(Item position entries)
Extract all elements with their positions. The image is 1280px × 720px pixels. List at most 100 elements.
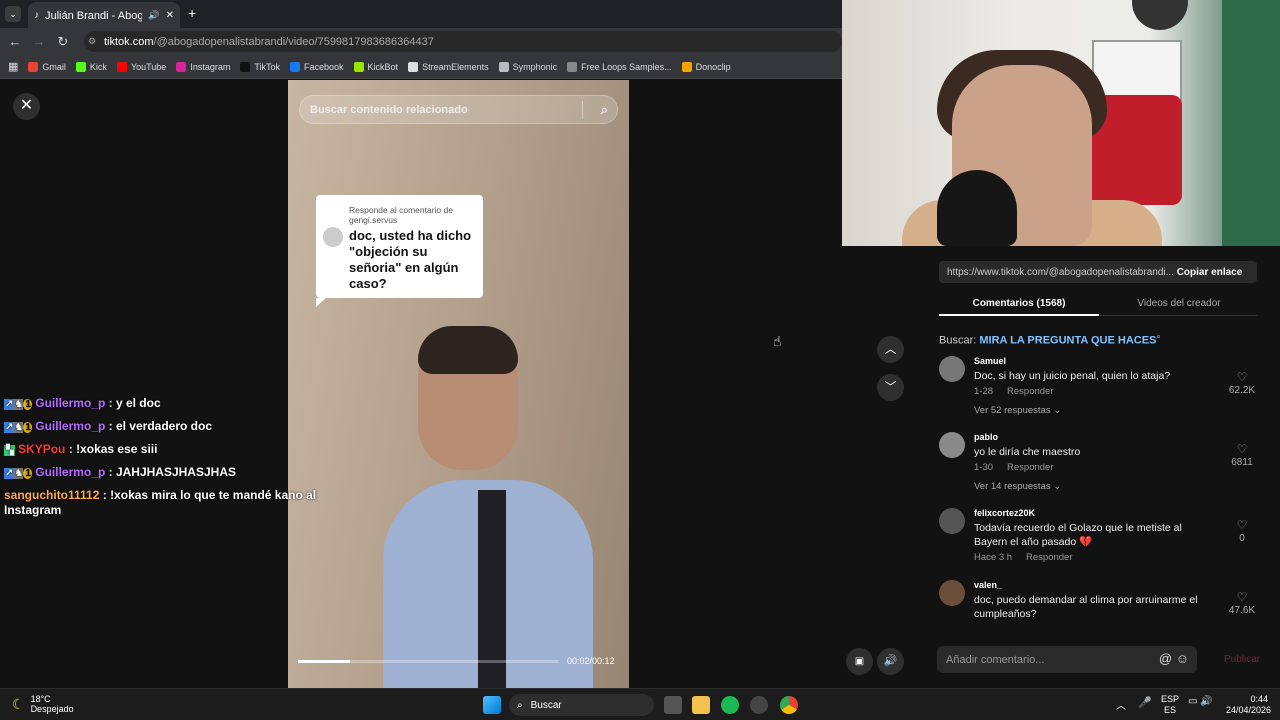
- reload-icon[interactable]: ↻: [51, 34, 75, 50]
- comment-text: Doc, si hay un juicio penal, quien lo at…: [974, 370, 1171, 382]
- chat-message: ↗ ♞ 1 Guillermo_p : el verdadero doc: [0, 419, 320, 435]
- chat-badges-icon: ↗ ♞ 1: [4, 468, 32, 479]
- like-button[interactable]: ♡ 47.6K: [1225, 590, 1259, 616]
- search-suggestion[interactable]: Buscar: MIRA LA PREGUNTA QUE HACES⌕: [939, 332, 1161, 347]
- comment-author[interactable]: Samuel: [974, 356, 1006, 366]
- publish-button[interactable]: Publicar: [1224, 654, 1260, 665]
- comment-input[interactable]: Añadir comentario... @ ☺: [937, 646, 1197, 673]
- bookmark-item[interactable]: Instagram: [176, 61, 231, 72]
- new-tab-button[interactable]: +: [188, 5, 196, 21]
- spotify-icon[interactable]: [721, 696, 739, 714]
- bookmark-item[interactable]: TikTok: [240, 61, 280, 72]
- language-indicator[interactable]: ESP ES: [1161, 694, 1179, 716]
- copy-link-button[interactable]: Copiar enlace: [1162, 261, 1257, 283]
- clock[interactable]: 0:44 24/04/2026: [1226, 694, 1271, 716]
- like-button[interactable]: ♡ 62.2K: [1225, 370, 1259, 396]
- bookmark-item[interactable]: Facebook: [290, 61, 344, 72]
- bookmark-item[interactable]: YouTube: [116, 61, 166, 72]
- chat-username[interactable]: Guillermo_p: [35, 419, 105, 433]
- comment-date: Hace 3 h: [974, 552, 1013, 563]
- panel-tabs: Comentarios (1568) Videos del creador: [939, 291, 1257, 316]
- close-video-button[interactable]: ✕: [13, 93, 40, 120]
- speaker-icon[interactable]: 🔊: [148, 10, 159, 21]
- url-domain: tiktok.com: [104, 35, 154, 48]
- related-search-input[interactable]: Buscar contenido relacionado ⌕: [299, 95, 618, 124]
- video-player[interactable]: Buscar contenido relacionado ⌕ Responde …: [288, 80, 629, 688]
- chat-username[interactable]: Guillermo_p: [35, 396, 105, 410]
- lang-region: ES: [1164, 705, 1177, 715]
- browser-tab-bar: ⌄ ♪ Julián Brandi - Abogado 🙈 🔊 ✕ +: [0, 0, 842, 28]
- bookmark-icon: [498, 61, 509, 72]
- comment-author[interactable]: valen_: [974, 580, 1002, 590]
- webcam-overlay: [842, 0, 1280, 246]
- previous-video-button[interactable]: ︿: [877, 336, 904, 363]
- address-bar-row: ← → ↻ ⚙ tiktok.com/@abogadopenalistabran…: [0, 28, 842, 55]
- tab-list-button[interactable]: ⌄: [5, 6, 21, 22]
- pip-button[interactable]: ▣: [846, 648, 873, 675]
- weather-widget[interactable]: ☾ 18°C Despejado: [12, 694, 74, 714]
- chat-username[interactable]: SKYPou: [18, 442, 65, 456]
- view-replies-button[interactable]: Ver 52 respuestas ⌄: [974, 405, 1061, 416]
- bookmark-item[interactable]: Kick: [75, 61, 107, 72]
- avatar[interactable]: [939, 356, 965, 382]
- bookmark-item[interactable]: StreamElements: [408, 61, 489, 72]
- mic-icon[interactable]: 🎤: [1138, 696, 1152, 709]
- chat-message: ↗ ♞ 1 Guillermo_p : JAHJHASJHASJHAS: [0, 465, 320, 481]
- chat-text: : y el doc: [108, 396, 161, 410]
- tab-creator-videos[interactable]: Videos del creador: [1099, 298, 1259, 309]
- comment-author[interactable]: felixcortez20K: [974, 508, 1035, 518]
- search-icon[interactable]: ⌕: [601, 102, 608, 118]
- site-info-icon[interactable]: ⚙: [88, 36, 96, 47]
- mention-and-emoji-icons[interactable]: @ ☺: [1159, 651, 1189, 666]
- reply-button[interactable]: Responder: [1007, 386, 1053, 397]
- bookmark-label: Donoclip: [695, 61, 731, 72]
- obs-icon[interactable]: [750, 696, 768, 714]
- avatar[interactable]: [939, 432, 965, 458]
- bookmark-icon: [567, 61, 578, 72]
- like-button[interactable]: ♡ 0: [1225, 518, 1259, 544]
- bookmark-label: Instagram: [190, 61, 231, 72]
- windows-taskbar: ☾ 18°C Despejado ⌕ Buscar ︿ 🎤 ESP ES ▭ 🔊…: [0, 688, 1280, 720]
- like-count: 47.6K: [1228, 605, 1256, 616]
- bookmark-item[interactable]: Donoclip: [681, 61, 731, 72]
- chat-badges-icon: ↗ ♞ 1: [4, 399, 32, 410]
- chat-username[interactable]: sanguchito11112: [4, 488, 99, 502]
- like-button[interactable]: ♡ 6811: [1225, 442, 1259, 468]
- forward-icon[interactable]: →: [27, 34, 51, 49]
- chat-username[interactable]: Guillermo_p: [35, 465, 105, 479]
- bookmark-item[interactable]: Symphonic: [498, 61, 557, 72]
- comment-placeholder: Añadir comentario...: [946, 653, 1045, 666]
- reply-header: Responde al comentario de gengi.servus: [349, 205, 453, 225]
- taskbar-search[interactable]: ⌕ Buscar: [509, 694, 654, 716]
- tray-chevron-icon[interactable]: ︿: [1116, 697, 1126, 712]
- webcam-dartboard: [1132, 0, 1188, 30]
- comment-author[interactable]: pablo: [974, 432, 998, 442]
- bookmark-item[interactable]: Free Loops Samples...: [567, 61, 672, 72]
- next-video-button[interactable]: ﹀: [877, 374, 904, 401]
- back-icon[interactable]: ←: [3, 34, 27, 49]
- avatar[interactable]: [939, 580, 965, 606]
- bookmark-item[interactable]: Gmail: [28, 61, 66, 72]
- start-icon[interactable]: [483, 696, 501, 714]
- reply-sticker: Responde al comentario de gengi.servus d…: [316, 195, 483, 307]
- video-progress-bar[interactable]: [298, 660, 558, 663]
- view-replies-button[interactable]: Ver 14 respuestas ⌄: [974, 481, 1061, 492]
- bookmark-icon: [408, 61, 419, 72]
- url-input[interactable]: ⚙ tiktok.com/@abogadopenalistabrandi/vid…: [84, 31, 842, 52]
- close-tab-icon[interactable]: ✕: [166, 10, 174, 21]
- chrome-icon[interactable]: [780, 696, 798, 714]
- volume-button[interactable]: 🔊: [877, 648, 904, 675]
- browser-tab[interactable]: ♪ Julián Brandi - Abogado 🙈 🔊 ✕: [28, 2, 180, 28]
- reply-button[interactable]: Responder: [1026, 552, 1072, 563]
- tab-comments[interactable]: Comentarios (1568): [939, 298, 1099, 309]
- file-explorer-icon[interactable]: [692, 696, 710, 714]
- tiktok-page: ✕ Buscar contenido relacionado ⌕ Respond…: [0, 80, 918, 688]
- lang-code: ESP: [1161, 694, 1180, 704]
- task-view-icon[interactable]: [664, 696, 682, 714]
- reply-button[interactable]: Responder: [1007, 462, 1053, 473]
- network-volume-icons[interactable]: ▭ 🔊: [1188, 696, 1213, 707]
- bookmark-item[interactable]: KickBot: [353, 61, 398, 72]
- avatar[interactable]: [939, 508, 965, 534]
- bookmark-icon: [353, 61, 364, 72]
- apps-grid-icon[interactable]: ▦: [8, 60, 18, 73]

* Problem to solve *
Copy out the part of the listing above that opens with the line containing "- reload-icon[interactable]: ↻: [51, 34, 75, 50]" and closes with the line containing "- comment-input[interactable]: Añadir", reproducing each line unchanged.

* Finished answer *
- reload-icon[interactable]: ↻: [51, 34, 75, 50]
- comment-text: Doc, si hay un juicio penal, quien lo at…: [974, 370, 1171, 382]
- chat-message: ↗ ♞ 1 Guillermo_p : el verdadero doc: [0, 419, 320, 435]
- chat-badges-icon: ↗ ♞ 1: [4, 468, 32, 479]
- like-button[interactable]: ♡ 47.6K: [1225, 590, 1259, 616]
- search-suggestion[interactable]: Buscar: MIRA LA PREGUNTA QUE HACES⌕: [939, 332, 1161, 347]
- comment-author[interactable]: Samuel: [974, 356, 1006, 366]
- publish-button[interactable]: Publicar: [1224, 654, 1260, 665]
- comment-input[interactable]: Añadir comentario... @ ☺: [937, 646, 1197, 673]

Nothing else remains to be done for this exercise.